╭─ Records for this task

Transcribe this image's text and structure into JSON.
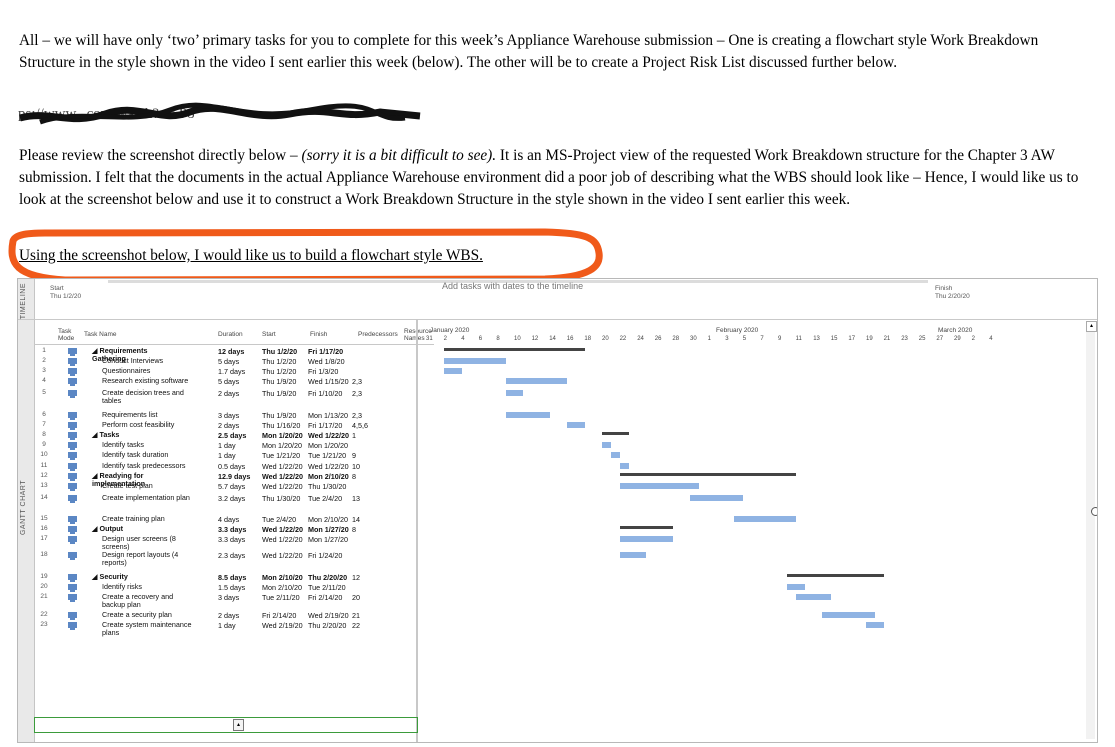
{
  "paragraphs": {
    "p1": "All – we will have only ‘two’ primary tasks for you to complete for this week’s Appliance Warehouse submission – One is creating a flowchart style Work Breakdown Structure in the style shown in the video I sent earlier this week (below).  The other will be to create a Project Risk List discussed further below.",
    "p2_a": "Please review the screenshot directly below – ",
    "p2_italic": "(sorry it is a bit difficult to see).",
    "p2_b": "  It is an MS-Project view of the requested Work Breakdown structure for the Chapter 3 AW submission.  I felt that the documents in the actual Appliance Warehouse environment did a poor job of describing what the WBS should look like – Hence, I would like us to look at the screenshot below and use it to construct a Work Breakdown Structure in the style shown in the video I sent earlier this week.",
    "p3": "Using the screenshot below, I would like us to build a flowchart style WBS.",
    "redacted_fragment": "ps://www.           .com/watch?v=        P8"
  },
  "project": {
    "timeline_tab": "TIMELINE",
    "gantt_tab": "GANTT CHART",
    "timeline_start_label": "Start",
    "timeline_start_date": "Thu 1/2/20",
    "timeline_finish_label": "Finish",
    "timeline_finish_date": "Thu 2/20/20",
    "timeline_message": "Add tasks with dates to the timeline",
    "headers": {
      "task_mode": "Task Mode",
      "task_name": "Task Name",
      "duration": "Duration",
      "start": "Start",
      "finish": "Finish",
      "predecessors": "Predecessors",
      "resource": "Resource Names"
    },
    "months": [
      "January 2020",
      "February 2020",
      "March 2020"
    ],
    "days": [
      "31",
      "2",
      "4",
      "6",
      "8",
      "10",
      "12",
      "14",
      "16",
      "18",
      "20",
      "22",
      "24",
      "26",
      "28",
      "30",
      "1",
      "3",
      "5",
      "7",
      "9",
      "11",
      "13",
      "15",
      "17",
      "19",
      "21",
      "23",
      "25",
      "27",
      "29",
      "2",
      "4"
    ],
    "rows": [
      {
        "id": "1",
        "name": "Requirements Gathering",
        "summary": true,
        "indent": 0,
        "duration": "12 days",
        "start": "Thu 1/2/20",
        "finish": "Fri 1/17/20",
        "pred": ""
      },
      {
        "id": "2",
        "name": "Conduct Interviews",
        "summary": false,
        "indent": 1,
        "duration": "5 days",
        "start": "Thu 1/2/20",
        "finish": "Wed 1/8/20",
        "pred": ""
      },
      {
        "id": "3",
        "name": "Questionnaires",
        "summary": false,
        "indent": 1,
        "duration": "1.7 days",
        "start": "Thu 1/2/20",
        "finish": "Fri 1/3/20",
        "pred": ""
      },
      {
        "id": "4",
        "name": "Research existing software",
        "summary": false,
        "indent": 1,
        "duration": "5 days",
        "start": "Thu 1/9/20",
        "finish": "Wed 1/15/20",
        "pred": "2,3"
      },
      {
        "id": "5",
        "name": "Create decision trees and tables",
        "summary": false,
        "indent": 1,
        "duration": "2 days",
        "start": "Thu 1/9/20",
        "finish": "Fri 1/10/20",
        "pred": "2,3"
      },
      {
        "id": "6",
        "name": "Requirements list",
        "summary": false,
        "indent": 1,
        "duration": "3 days",
        "start": "Thu 1/9/20",
        "finish": "Mon 1/13/20",
        "pred": "2,3"
      },
      {
        "id": "7",
        "name": "Perform cost feasibility",
        "summary": false,
        "indent": 1,
        "duration": "2 days",
        "start": "Thu 1/16/20",
        "finish": "Fri 1/17/20",
        "pred": "4,5,6"
      },
      {
        "id": "8",
        "name": "Tasks",
        "summary": true,
        "indent": 0,
        "duration": "2.5 days",
        "start": "Mon 1/20/20",
        "finish": "Wed 1/22/20",
        "pred": "1"
      },
      {
        "id": "9",
        "name": "Identify tasks",
        "summary": false,
        "indent": 1,
        "duration": "1 day",
        "start": "Mon 1/20/20",
        "finish": "Mon 1/20/20",
        "pred": ""
      },
      {
        "id": "10",
        "name": "Identify task duration",
        "summary": false,
        "indent": 1,
        "duration": "1 day",
        "start": "Tue 1/21/20",
        "finish": "Tue 1/21/20",
        "pred": "9"
      },
      {
        "id": "11",
        "name": "Identify task predecessors",
        "summary": false,
        "indent": 1,
        "duration": "0.5 days",
        "start": "Wed 1/22/20",
        "finish": "Wed 1/22/20",
        "pred": "10"
      },
      {
        "id": "12",
        "name": "Readying for implementation",
        "summary": true,
        "indent": 0,
        "duration": "12.9 days",
        "start": "Wed 1/22/20",
        "finish": "Mon 2/10/20",
        "pred": "8"
      },
      {
        "id": "13",
        "name": "Create test plan",
        "summary": false,
        "indent": 1,
        "duration": "5.7 days",
        "start": "Wed 1/22/20",
        "finish": "Thu 1/30/20",
        "pred": ""
      },
      {
        "id": "14",
        "name": "Create implementation plan",
        "summary": false,
        "indent": 1,
        "duration": "3.2 days",
        "start": "Thu 1/30/20",
        "finish": "Tue 2/4/20",
        "pred": "13"
      },
      {
        "id": "15",
        "name": "Create training plan",
        "summary": false,
        "indent": 1,
        "duration": "4 days",
        "start": "Tue 2/4/20",
        "finish": "Mon 2/10/20",
        "pred": "14"
      },
      {
        "id": "16",
        "name": "Output",
        "summary": true,
        "indent": 0,
        "duration": "3.3 days",
        "start": "Wed 1/22/20",
        "finish": "Mon 1/27/20",
        "pred": "8"
      },
      {
        "id": "17",
        "name": "Design user screens (8 screens)",
        "summary": false,
        "indent": 1,
        "duration": "3.3 days",
        "start": "Wed 1/22/20",
        "finish": "Mon 1/27/20",
        "pred": ""
      },
      {
        "id": "18",
        "name": "Design report layouts (4 reports)",
        "summary": false,
        "indent": 1,
        "duration": "2.3 days",
        "start": "Wed 1/22/20",
        "finish": "Fri 1/24/20",
        "pred": ""
      },
      {
        "id": "19",
        "name": "Security",
        "summary": true,
        "indent": 0,
        "duration": "8.5 days",
        "start": "Mon 2/10/20",
        "finish": "Thu 2/20/20",
        "pred": "12"
      },
      {
        "id": "20",
        "name": "Identify risks",
        "summary": false,
        "indent": 1,
        "duration": "1.5 days",
        "start": "Mon 2/10/20",
        "finish": "Tue 2/11/20",
        "pred": ""
      },
      {
        "id": "21",
        "name": "Create a recovery and backup plan",
        "summary": false,
        "indent": 1,
        "duration": "3 days",
        "start": "Tue 2/11/20",
        "finish": "Fri 2/14/20",
        "pred": "20"
      },
      {
        "id": "22",
        "name": "Create a security plan",
        "summary": false,
        "indent": 1,
        "duration": "2 days",
        "start": "Fri 2/14/20",
        "finish": "Wed 2/19/20",
        "pred": "21"
      },
      {
        "id": "23",
        "name": "Create system maintenance plans",
        "summary": false,
        "indent": 1,
        "duration": "1 day",
        "start": "Wed 2/19/20",
        "finish": "Thu 2/20/20",
        "pred": "22"
      }
    ],
    "colors": {
      "bar": "#8fb3e3",
      "summary": "#444444",
      "highlight": "#f05a1a"
    }
  }
}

╰─

**Short problem:** Transcribe every entry word for word, but skip the pictures.

**Exercise result:**
Transcribe this image's text and structure into JSON.
{
  "paragraphs": {
    "p1": "All – we will have only ‘two’ primary tasks for you to complete for this week’s Appliance Warehouse submission – One is creating a flowchart style Work Breakdown Structure in the style shown in the video I sent earlier this week (below).  The other will be to create a Project Risk List discussed further below.",
    "p2_a": "Please review the screenshot directly below – ",
    "p2_italic": "(sorry it is a bit difficult to see).",
    "p2_b": "  It is an MS-Project view of the requested Work Breakdown structure for the Chapter 3 AW submission.  I felt that the documents in the actual Appliance Warehouse environment did a poor job of describing what the WBS should look like – Hence, I would like us to look at the screenshot below and use it to construct a Work Breakdown Structure in the style shown in the video I sent earlier this week.",
    "p3": "Using the screenshot below, I would like us to build a flowchart style WBS.",
    "redacted_fragment": "ps://www.           .com/watch?v=        P8"
  },
  "project": {
    "timeline_tab": "TIMELINE",
    "gantt_tab": "GANTT CHART",
    "timeline_start_label": "Start",
    "timeline_start_date": "Thu 1/2/20",
    "timeline_finish_label": "Finish",
    "timeline_finish_date": "Thu 2/20/20",
    "timeline_message": "Add tasks with dates to the timeline",
    "headers": {
      "task_mode": "Task Mode",
      "task_name": "Task Name",
      "duration": "Duration",
      "start": "Start",
      "finish": "Finish",
      "predecessors": "Predecessors",
      "resource": "Resource Names"
    },
    "months": [
      "January 2020",
      "February 2020",
      "March 2020"
    ],
    "days": [
      "31",
      "2",
      "4",
      "6",
      "8",
      "10",
      "12",
      "14",
      "16",
      "18",
      "20",
      "22",
      "24",
      "26",
      "28",
      "30",
      "1",
      "3",
      "5",
      "7",
      "9",
      "11",
      "13",
      "15",
      "17",
      "19",
      "21",
      "23",
      "25",
      "27",
      "29",
      "2",
      "4"
    ],
    "rows": [
      {
        "id": "1",
        "name": "Requirements Gathering",
        "summary": true,
        "indent": 0,
        "duration": "12 days",
        "start": "Thu 1/2/20",
        "finish": "Fri 1/17/20",
        "pred": ""
      },
      {
        "id": "2",
        "name": "Conduct Interviews",
        "summary": false,
        "indent": 1,
        "duration": "5 days",
        "start": "Thu 1/2/20",
        "finish": "Wed 1/8/20",
        "pred": ""
      },
      {
        "id": "3",
        "name": "Questionnaires",
        "summary": false,
        "indent": 1,
        "duration": "1.7 days",
        "start": "Thu 1/2/20",
        "finish": "Fri 1/3/20",
        "pred": ""
      },
      {
        "id": "4",
        "name": "Research existing software",
        "summary": false,
        "indent": 1,
        "duration": "5 days",
        "start": "Thu 1/9/20",
        "finish": "Wed 1/15/20",
        "pred": "2,3"
      },
      {
        "id": "5",
        "name": "Create decision trees and tables",
        "summary": false,
        "indent": 1,
        "duration": "2 days",
        "start": "Thu 1/9/20",
        "finish": "Fri 1/10/20",
        "pred": "2,3"
      },
      {
        "id": "6",
        "name": "Requirements list",
        "summary": false,
        "indent": 1,
        "duration": "3 days",
        "start": "Thu 1/9/20",
        "finish": "Mon 1/13/20",
        "pred": "2,3"
      },
      {
        "id": "7",
        "name": "Perform cost feasibility",
        "summary": false,
        "indent": 1,
        "duration": "2 days",
        "start": "Thu 1/16/20",
        "finish": "Fri 1/17/20",
        "pred": "4,5,6"
      },
      {
        "id": "8",
        "name": "Tasks",
        "summary": true,
        "indent": 0,
        "duration": "2.5 days",
        "start": "Mon 1/20/20",
        "finish": "Wed 1/22/20",
        "pred": "1"
      },
      {
        "id": "9",
        "name": "Identify tasks",
        "summary": false,
        "indent": 1,
        "duration": "1 day",
        "start": "Mon 1/20/20",
        "finish": "Mon 1/20/20",
        "pred": ""
      },
      {
        "id": "10",
        "name": "Identify task duration",
        "summary": false,
        "indent": 1,
        "duration": "1 day",
        "start": "Tue 1/21/20",
        "finish": "Tue 1/21/20",
        "pred": "9"
      },
      {
        "id": "11",
        "name": "Identify task predecessors",
        "summary": false,
        "indent": 1,
        "duration": "0.5 days",
        "start": "Wed 1/22/20",
        "finish": "Wed 1/22/20",
        "pred": "10"
      },
      {
        "id": "12",
        "name": "Readying for implementation",
        "summary": true,
        "indent": 0,
        "duration": "12.9 days",
        "start": "Wed 1/22/20",
        "finish": "Mon 2/10/20",
        "pred": "8"
      },
      {
        "id": "13",
        "name": "Create test plan",
        "summary": false,
        "indent": 1,
        "duration": "5.7 days",
        "start": "Wed 1/22/20",
        "finish": "Thu 1/30/20",
        "pred": ""
      },
      {
        "id": "14",
        "name": "Create implementation plan",
        "summary": false,
        "indent": 1,
        "duration": "3.2 days",
        "start": "Thu 1/30/20",
        "finish": "Tue 2/4/20",
        "pred": "13"
      },
      {
        "id": "15",
        "name": "Create training plan",
        "summary": false,
        "indent": 1,
        "duration": "4 days",
        "start": "Tue 2/4/20",
        "finish": "Mon 2/10/20",
        "pred": "14"
      },
      {
        "id": "16",
        "name": "Output",
        "summary": true,
        "indent": 0,
        "duration": "3.3 days",
        "start": "Wed 1/22/20",
        "finish": "Mon 1/27/20",
        "pred": "8"
      },
      {
        "id": "17",
        "name": "Design user screens (8 screens)",
        "summary": false,
        "indent": 1,
        "duration": "3.3 days",
        "start": "Wed 1/22/20",
        "finish": "Mon 1/27/20",
        "pred": ""
      },
      {
        "id": "18",
        "name": "Design report layouts (4 reports)",
        "summary": false,
        "indent": 1,
        "duration": "2.3 days",
        "start": "Wed 1/22/20",
        "finish": "Fri 1/24/20",
        "pred": ""
      },
      {
        "id": "19",
        "name": "Security",
        "summary": true,
        "indent": 0,
        "duration": "8.5 days",
        "start": "Mon 2/10/20",
        "finish": "Thu 2/20/20",
        "pred": "12"
      },
      {
        "id": "20",
        "name": "Identify risks",
        "summary": false,
        "indent": 1,
        "duration": "1.5 days",
        "start": "Mon 2/10/20",
        "finish": "Tue 2/11/20",
        "pred": ""
      },
      {
        "id": "21",
        "name": "Create a recovery and backup plan",
        "summary": false,
        "indent": 1,
        "duration": "3 days",
        "start": "Tue 2/11/20",
        "finish": "Fri 2/14/20",
        "pred": "20"
      },
      {
        "id": "22",
        "name": "Create a security plan",
        "summary": false,
        "indent": 1,
        "duration": "2 days",
        "start": "Fri 2/14/20",
        "finish": "Wed 2/19/20",
        "pred": "21"
      },
      {
        "id": "23",
        "name": "Create system maintenance plans",
        "summary": false,
        "indent": 1,
        "duration": "1 day",
        "start": "Wed 2/19/20",
        "finish": "Thu 2/20/20",
        "pred": "22"
      }
    ],
    "colors": {
      "bar": "#8fb3e3",
      "summary": "#444444",
      "highlight": "#f05a1a"
    }
  }
}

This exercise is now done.